* **Challenge**
Using the listing below, extract each line that has the word "have" in it.

**** Given data

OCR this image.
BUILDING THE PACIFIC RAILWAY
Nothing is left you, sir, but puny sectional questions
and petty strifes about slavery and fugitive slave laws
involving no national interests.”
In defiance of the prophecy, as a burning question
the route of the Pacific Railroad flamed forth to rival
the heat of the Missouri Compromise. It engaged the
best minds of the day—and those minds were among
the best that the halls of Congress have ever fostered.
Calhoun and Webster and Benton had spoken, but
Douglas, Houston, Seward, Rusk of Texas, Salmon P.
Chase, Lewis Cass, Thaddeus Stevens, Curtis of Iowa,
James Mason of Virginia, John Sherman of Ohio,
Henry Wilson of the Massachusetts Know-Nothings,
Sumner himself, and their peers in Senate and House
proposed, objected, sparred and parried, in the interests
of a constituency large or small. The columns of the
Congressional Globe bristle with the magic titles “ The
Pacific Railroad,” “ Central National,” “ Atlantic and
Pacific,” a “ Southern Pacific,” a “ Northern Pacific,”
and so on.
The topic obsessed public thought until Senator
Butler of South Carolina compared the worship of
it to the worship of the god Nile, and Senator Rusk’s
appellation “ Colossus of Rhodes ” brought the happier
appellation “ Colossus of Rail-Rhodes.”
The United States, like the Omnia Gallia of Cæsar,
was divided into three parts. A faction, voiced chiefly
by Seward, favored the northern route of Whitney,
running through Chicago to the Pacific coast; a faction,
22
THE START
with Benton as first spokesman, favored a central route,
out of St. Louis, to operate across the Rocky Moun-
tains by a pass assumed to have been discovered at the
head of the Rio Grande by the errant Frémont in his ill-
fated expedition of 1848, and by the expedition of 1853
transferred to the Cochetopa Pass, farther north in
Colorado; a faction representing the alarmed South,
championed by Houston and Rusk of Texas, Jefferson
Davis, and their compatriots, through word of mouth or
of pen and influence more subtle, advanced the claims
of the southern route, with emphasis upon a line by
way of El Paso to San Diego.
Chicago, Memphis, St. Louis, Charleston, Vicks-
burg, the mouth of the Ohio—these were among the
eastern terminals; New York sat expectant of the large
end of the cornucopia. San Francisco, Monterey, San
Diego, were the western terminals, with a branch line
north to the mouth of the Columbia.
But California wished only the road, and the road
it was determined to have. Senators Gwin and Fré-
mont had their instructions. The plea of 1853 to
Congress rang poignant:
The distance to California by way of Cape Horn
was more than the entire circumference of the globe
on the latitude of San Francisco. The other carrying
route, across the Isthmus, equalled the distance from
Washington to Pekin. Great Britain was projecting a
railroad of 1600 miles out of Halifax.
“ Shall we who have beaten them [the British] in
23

********

* **Written answer**
the best that the halls of Congress have ever fostered.
tains by a pass assumed to have been discovered at the
it was determined to have. Senators Gwin and Fré-
“ Shall we who have beaten them [the British] in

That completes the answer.